*Records for this task*.
>> START

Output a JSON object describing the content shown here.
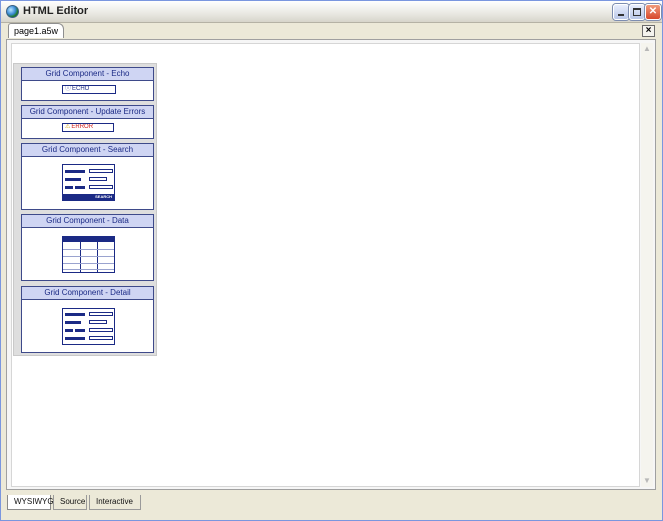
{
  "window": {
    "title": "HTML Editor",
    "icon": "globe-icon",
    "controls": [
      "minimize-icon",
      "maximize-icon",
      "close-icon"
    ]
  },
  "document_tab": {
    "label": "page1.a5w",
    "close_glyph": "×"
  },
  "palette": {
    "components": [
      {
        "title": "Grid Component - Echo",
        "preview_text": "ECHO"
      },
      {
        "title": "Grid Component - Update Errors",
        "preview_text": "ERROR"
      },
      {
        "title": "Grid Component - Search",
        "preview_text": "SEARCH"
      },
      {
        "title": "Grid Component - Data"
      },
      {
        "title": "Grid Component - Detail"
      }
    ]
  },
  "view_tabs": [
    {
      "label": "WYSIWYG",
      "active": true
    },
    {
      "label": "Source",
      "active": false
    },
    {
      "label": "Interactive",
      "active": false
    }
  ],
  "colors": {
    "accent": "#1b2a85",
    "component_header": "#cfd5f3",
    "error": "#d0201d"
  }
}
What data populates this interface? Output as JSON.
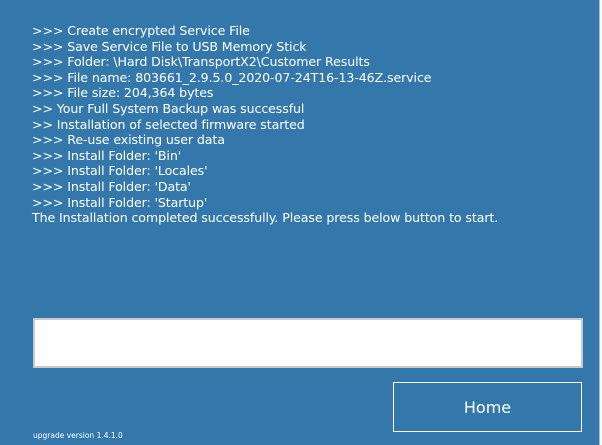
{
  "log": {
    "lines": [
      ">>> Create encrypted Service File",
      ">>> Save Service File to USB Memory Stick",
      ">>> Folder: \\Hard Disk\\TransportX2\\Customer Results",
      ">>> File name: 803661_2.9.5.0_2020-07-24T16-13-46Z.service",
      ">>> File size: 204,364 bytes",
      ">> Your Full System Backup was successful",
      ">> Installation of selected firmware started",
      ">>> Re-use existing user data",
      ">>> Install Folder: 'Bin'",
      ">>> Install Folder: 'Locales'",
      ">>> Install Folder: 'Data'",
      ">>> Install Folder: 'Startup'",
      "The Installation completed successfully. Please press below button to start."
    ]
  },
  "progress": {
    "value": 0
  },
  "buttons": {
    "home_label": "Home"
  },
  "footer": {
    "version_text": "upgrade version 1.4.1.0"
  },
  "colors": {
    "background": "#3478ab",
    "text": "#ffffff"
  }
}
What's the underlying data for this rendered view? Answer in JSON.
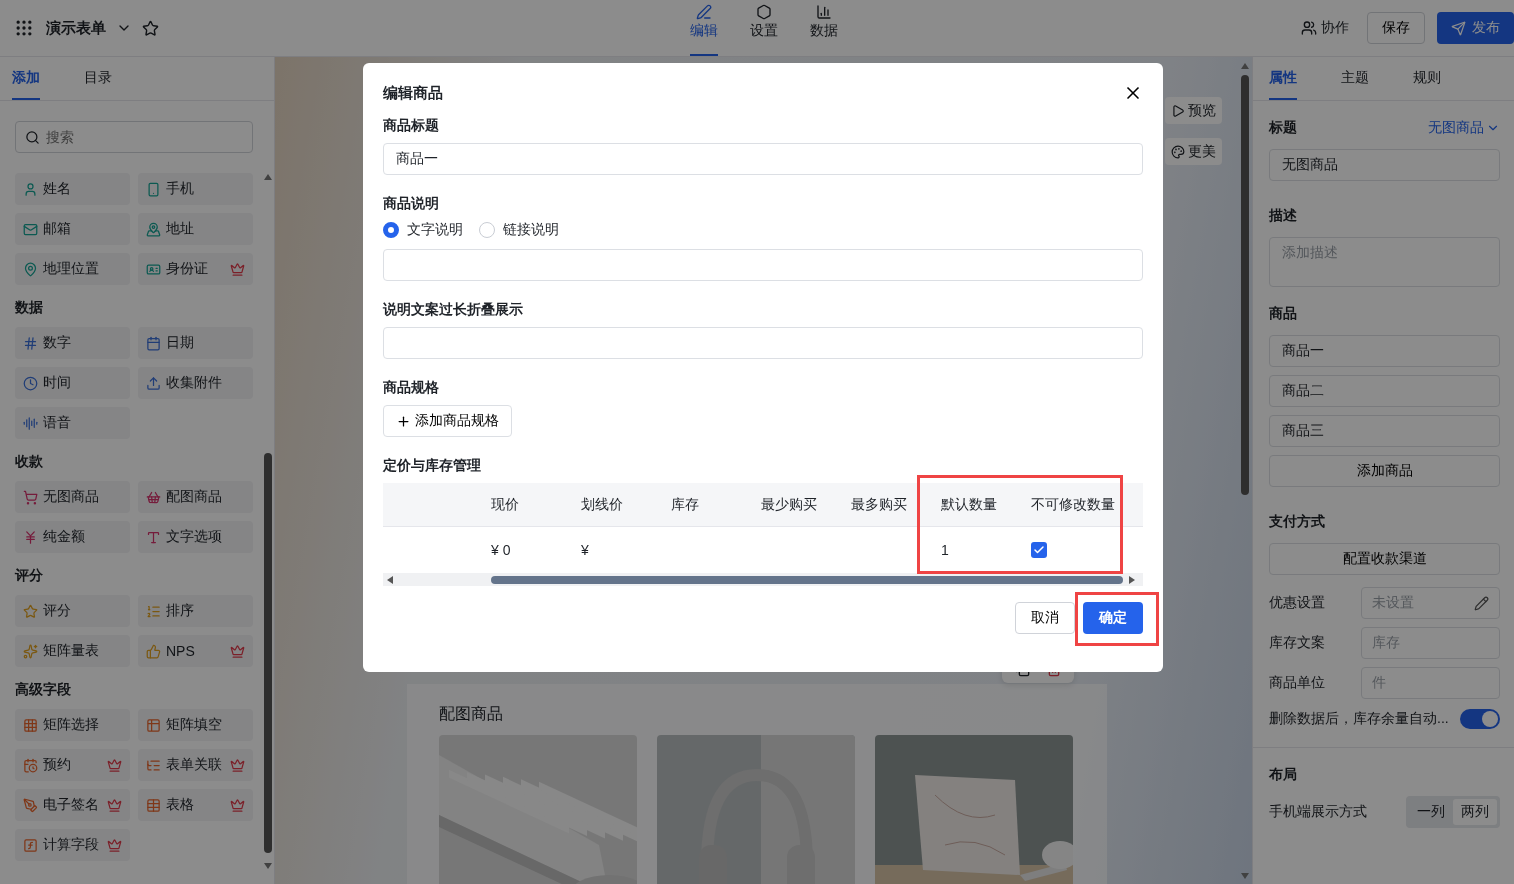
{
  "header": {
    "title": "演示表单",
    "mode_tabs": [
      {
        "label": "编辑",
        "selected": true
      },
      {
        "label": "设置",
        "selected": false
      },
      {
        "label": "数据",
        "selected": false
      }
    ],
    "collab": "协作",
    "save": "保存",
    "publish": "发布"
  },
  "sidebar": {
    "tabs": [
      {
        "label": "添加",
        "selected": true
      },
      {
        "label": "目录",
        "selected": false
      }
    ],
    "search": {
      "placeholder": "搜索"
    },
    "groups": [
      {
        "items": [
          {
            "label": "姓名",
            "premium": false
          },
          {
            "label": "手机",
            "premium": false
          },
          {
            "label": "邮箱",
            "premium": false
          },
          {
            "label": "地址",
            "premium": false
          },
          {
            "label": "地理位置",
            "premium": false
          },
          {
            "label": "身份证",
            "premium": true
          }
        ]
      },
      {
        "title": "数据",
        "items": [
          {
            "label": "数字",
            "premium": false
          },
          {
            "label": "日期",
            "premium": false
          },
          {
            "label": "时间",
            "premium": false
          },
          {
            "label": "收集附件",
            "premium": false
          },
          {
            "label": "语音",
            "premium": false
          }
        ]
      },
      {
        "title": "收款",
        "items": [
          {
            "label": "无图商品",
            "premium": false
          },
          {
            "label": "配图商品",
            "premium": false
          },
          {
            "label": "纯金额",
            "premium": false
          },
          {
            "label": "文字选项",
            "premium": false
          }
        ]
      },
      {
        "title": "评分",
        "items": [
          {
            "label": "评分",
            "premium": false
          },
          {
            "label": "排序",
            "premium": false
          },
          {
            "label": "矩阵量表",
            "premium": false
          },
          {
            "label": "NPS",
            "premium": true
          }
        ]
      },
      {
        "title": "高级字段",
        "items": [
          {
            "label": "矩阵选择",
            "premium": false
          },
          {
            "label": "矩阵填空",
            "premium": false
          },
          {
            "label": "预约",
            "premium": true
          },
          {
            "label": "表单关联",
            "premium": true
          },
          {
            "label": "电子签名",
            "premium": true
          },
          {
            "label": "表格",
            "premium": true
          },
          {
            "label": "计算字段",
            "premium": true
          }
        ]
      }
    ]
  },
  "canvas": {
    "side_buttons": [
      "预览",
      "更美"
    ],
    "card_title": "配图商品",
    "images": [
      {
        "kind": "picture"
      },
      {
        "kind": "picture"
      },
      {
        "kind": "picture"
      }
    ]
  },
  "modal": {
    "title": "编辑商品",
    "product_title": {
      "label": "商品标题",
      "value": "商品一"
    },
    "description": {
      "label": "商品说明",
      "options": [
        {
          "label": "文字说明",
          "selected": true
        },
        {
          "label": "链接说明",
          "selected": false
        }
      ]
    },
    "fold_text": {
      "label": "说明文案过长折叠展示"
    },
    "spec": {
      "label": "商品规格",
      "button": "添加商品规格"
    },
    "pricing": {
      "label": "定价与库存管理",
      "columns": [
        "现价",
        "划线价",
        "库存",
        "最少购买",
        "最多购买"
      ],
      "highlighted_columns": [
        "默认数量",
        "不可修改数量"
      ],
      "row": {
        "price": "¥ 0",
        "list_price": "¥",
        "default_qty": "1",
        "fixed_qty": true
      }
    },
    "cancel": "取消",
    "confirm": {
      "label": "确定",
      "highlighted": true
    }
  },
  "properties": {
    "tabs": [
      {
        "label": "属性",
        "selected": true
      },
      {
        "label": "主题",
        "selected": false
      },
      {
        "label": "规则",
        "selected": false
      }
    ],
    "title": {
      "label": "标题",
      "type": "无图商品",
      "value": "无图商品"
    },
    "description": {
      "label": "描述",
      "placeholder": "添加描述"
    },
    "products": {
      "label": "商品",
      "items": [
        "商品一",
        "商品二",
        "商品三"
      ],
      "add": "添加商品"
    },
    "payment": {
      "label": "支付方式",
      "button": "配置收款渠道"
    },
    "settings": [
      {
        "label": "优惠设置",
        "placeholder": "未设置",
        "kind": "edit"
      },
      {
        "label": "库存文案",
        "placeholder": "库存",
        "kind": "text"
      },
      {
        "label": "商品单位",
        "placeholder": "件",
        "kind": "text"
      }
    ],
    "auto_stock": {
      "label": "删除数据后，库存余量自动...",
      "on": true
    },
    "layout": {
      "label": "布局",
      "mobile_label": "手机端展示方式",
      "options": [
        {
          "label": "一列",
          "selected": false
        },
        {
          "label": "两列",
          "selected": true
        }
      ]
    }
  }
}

>> END

*Aim of the task*. Pictures appear in the records above. Output everything except them, exactly.

*In response*.
Output a JSON object describing the content shown here.
{
  "window": {
    "title": "HTML Editor",
    "icon": "globe-icon",
    "controls": [
      "minimize-icon",
      "maximize-icon",
      "close-icon"
    ]
  },
  "document_tab": {
    "label": "page1.a5w",
    "close_glyph": "×"
  },
  "palette": {
    "components": [
      {
        "title": "Grid Component - Echo",
        "preview_text": "ECHO"
      },
      {
        "title": "Grid Component - Update Errors",
        "preview_text": "ERROR"
      },
      {
        "title": "Grid Component - Search",
        "preview_text": "SEARCH"
      },
      {
        "title": "Grid Component - Data"
      },
      {
        "title": "Grid Component - Detail"
      }
    ]
  },
  "view_tabs": [
    {
      "label": "WYSIWYG",
      "active": true
    },
    {
      "label": "Source",
      "active": false
    },
    {
      "label": "Interactive",
      "active": false
    }
  ],
  "colors": {
    "accent": "#1b2a85",
    "component_header": "#cfd5f3",
    "error": "#d0201d"
  }
}
What data populates this interface? Output as JSON.
{
  "log": {
    "lines": [
      ">>> Create encrypted Service File",
      ">>> Save Service File to USB Memory Stick",
      ">>> Folder: \\Hard Disk\\TransportX2\\Customer Results",
      ">>> File name: 803661_2.9.5.0_2020-07-24T16-13-46Z.service",
      ">>> File size: 204,364 bytes",
      ">> Your Full System Backup was successful",
      ">> Installation of selected firmware started",
      ">>> Re-use existing user data",
      ">>> Install Folder: 'Bin'",
      ">>> Install Folder: 'Locales'",
      ">>> Install Folder: 'Data'",
      ">>> Install Folder: 'Startup'",
      "The Installation completed successfully. Please press below button to start."
    ]
  },
  "progress": {
    "value": 0
  },
  "buttons": {
    "home_label": "Home"
  },
  "footer": {
    "version_text": "upgrade version 1.4.1.0"
  },
  "colors": {
    "background": "#3478ab",
    "text": "#ffffff"
  }
}
What's the underlying data for this rendered view? Answer in JSON.
{
  "header": {
    "title": "演示表单",
    "mode_tabs": [
      {
        "label": "编辑",
        "selected": true
      },
      {
        "label": "设置",
        "selected": false
      },
      {
        "label": "数据",
        "selected": false
      }
    ],
    "collab": "协作",
    "save": "保存",
    "publish": "发布"
  },
  "sidebar": {
    "tabs": [
      {
        "label": "添加",
        "selected": true
      },
      {
        "label": "目录",
        "selected": false
      }
    ],
    "search": {
      "placeholder": "搜索"
    },
    "groups": [
      {
        "items": [
          {
            "label": "姓名",
            "premium": false
          },
          {
            "label": "手机",
            "premium": false
          },
          {
            "label": "邮箱",
            "premium": false
          },
          {
            "label": "地址",
            "premium": false
          },
          {
            "label": "地理位置",
            "premium": false
          },
          {
            "label": "身份证",
            "premium": true
          }
        ]
      },
      {
        "title": "数据",
        "items": [
          {
            "label": "数字",
            "premium": false
          },
          {
            "label": "日期",
            "premium": false
          },
          {
            "label": "时间",
            "premium": false
          },
          {
            "label": "收集附件",
            "premium": false
          },
          {
            "label": "语音",
            "premium": false
          }
        ]
      },
      {
        "title": "收款",
        "items": [
          {
            "label": "无图商品",
            "premium": false
          },
          {
            "label": "配图商品",
            "premium": false
          },
          {
            "label": "纯金额",
            "premium": false
          },
          {
            "label": "文字选项",
            "premium": false
          }
        ]
      },
      {
        "title": "评分",
        "items": [
          {
            "label": "评分",
            "premium": false
          },
          {
            "label": "排序",
            "premium": false
          },
          {
            "label": "矩阵量表",
            "premium": false
          },
          {
            "label": "NPS",
            "premium": true
          }
        ]
      },
      {
        "title": "高级字段",
        "items": [
          {
            "label": "矩阵选择",
            "premium": false
          },
          {
            "label": "矩阵填空",
            "premium": false
          },
          {
            "label": "预约",
            "premium": true
          },
          {
            "label": "表单关联",
            "premium": true
          },
          {
            "label": "电子签名",
            "premium": true
          },
          {
            "label": "表格",
            "premium": true
          },
          {
            "label": "计算字段",
            "premium": true
          }
        ]
      }
    ]
  },
  "canvas": {
    "side_buttons": [
      "预览",
      "更美"
    ],
    "card_title": "配图商品",
    "images": [
      {
        "kind": "picture"
      },
      {
        "kind": "picture"
      },
      {
        "kind": "picture"
      }
    ]
  },
  "modal": {
    "title": "编辑商品",
    "product_title": {
      "label": "商品标题",
      "value": "商品一"
    },
    "description": {
      "label": "商品说明",
      "options": [
        {
          "label": "文字说明",
          "selected": true
        },
        {
          "label": "链接说明",
          "selected": false
        }
      ]
    },
    "fold_text": {
      "label": "说明文案过长折叠展示"
    },
    "spec": {
      "label": "商品规格",
      "button": "添加商品规格"
    },
    "pricing": {
      "label": "定价与库存管理",
      "columns": [
        "现价",
        "划线价",
        "库存",
        "最少购买",
        "最多购买"
      ],
      "highlighted_columns": [
        "默认数量",
        "不可修改数量"
      ],
      "row": {
        "price": "¥ 0",
        "list_price": "¥",
        "default_qty": "1",
        "fixed_qty": true
      }
    },
    "cancel": "取消",
    "confirm": {
      "label": "确定",
      "highlighted": true
    }
  },
  "properties": {
    "tabs": [
      {
        "label": "属性",
        "selected": true
      },
      {
        "label": "主题",
        "selected": false
      },
      {
        "label": "规则",
        "selected": false
      }
    ],
    "title": {
      "label": "标题",
      "type": "无图商品",
      "value": "无图商品"
    },
    "description": {
      "label": "描述",
      "placeholder": "添加描述"
    },
    "products": {
      "label": "商品",
      "items": [
        "商品一",
        "商品二",
        "商品三"
      ],
      "add": "添加商品"
    },
    "payment": {
      "label": "支付方式",
      "button": "配置收款渠道"
    },
    "settings": [
      {
        "label": "优惠设置",
        "placeholder": "未设置",
        "kind": "edit"
      },
      {
        "label": "库存文案",
        "placeholder": "库存",
        "kind": "text"
      },
      {
        "label": "商品单位",
        "placeholder": "件",
        "kind": "text"
      }
    ],
    "auto_stock": {
      "label": "删除数据后，库存余量自动...",
      "on": true
    },
    "layout": {
      "label": "布局",
      "mobile_label": "手机端展示方式",
      "options": [
        {
          "label": "一列",
          "selected": false
        },
        {
          "label": "两列",
          "selected": true
        }
      ]
    }
  }
}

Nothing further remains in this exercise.